══ RECORDS FOR PROCESSING ══

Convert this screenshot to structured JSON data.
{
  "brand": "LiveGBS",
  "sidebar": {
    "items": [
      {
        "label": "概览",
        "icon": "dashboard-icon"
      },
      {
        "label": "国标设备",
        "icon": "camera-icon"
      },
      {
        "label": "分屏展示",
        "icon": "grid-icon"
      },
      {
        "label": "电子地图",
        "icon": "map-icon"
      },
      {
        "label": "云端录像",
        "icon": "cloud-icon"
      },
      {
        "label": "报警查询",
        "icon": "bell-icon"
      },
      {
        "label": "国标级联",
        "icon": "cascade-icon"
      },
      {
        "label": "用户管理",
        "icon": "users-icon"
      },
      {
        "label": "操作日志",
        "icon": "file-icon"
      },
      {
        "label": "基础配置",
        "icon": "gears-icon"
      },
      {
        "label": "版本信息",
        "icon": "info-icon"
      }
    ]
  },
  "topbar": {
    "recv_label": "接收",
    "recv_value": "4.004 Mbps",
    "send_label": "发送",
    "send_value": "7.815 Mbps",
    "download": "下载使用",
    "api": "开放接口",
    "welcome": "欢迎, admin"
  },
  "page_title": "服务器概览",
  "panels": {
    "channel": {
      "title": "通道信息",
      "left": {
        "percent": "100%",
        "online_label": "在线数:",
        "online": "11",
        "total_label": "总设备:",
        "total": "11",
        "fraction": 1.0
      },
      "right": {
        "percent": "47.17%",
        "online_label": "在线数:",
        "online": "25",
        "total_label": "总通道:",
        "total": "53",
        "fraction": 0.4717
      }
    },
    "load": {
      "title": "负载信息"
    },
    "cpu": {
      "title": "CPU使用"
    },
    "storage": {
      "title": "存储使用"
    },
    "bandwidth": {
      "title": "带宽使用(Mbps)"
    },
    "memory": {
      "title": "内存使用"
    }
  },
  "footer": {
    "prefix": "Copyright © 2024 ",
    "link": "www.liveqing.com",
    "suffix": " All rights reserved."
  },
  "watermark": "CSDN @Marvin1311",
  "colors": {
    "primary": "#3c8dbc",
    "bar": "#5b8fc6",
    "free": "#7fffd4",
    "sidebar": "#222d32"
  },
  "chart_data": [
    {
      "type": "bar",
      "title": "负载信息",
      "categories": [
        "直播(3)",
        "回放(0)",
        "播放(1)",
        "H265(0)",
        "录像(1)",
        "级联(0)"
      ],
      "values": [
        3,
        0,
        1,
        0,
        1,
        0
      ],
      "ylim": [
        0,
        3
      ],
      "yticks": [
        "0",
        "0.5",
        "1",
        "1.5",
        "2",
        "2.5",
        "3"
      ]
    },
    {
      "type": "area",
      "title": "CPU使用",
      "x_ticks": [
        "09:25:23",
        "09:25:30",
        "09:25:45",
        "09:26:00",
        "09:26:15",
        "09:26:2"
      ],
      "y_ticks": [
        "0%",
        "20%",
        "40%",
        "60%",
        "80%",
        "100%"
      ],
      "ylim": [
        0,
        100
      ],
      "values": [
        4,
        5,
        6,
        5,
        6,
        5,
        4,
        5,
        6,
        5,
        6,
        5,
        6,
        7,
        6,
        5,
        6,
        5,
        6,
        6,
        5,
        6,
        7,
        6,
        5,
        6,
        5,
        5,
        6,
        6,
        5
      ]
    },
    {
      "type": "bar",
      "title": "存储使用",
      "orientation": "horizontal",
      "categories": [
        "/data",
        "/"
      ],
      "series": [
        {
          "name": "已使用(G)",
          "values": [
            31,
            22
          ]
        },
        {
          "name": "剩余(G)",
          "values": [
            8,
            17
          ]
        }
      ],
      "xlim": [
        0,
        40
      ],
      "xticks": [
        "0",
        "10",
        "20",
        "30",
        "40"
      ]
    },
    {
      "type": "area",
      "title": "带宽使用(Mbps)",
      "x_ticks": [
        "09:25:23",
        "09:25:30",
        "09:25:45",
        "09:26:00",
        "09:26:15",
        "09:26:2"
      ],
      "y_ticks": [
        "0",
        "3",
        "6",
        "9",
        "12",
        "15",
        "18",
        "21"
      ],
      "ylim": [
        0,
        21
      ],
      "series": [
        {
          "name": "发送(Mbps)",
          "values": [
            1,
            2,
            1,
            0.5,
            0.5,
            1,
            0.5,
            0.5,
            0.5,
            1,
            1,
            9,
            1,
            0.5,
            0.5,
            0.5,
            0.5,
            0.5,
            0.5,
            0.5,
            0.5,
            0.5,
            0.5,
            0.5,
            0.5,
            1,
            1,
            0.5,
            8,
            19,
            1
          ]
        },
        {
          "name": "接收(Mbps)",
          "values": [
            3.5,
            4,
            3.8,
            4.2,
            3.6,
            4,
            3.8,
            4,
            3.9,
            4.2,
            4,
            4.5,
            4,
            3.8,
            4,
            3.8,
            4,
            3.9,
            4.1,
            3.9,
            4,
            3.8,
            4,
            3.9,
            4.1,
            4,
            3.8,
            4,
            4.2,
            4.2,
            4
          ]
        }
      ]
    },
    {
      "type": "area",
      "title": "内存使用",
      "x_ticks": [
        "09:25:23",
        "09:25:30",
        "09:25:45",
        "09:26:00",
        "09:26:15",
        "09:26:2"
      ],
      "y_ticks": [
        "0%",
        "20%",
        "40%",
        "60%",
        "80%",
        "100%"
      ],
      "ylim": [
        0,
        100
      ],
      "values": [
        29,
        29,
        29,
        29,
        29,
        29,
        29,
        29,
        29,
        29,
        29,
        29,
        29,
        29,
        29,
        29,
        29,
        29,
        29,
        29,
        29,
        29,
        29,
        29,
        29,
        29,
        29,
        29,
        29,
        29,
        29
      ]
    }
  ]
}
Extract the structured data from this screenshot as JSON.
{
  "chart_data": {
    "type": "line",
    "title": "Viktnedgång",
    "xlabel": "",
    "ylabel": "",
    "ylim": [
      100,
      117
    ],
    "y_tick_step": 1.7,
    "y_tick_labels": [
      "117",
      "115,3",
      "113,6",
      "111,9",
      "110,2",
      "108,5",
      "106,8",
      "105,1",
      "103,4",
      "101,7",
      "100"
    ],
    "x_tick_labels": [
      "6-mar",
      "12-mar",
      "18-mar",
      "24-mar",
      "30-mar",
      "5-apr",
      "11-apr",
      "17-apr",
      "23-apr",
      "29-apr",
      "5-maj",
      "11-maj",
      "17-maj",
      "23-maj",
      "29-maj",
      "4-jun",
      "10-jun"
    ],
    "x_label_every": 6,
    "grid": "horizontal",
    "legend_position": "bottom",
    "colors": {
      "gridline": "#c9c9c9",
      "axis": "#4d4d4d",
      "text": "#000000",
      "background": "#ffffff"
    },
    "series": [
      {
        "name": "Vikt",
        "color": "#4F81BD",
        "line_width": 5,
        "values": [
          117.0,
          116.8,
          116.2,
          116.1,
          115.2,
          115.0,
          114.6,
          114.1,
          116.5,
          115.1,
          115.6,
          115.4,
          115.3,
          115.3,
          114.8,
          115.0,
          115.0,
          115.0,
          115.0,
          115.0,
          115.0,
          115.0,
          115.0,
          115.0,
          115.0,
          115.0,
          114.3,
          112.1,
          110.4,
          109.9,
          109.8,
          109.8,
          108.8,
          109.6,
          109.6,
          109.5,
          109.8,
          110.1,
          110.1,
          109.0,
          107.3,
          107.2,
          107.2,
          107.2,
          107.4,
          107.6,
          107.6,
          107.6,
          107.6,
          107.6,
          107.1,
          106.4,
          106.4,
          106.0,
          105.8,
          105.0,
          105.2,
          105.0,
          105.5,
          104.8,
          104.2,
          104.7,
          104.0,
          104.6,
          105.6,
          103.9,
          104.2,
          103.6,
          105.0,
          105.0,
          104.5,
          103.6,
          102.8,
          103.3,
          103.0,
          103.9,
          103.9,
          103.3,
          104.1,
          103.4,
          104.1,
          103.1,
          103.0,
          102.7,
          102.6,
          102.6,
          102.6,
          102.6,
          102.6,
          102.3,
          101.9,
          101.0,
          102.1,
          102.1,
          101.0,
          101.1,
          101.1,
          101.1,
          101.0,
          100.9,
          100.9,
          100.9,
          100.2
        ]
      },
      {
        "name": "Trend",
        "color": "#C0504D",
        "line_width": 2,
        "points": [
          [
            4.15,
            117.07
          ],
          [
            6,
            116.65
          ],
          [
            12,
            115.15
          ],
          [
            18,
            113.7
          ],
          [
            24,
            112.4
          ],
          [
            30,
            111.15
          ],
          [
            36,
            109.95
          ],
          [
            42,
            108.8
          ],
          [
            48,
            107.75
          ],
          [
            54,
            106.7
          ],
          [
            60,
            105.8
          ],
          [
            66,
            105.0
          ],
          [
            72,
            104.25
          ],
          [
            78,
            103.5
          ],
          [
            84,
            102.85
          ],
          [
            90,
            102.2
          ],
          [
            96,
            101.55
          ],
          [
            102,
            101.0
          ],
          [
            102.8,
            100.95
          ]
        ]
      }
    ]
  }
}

═══

_WHAT IS ASKED_
Report all lines of the material that contain the word "this".

_COMPLETED TASK_
Convert this screenshot to structured JSON data.
Extract the structured data from this screenshot as JSON.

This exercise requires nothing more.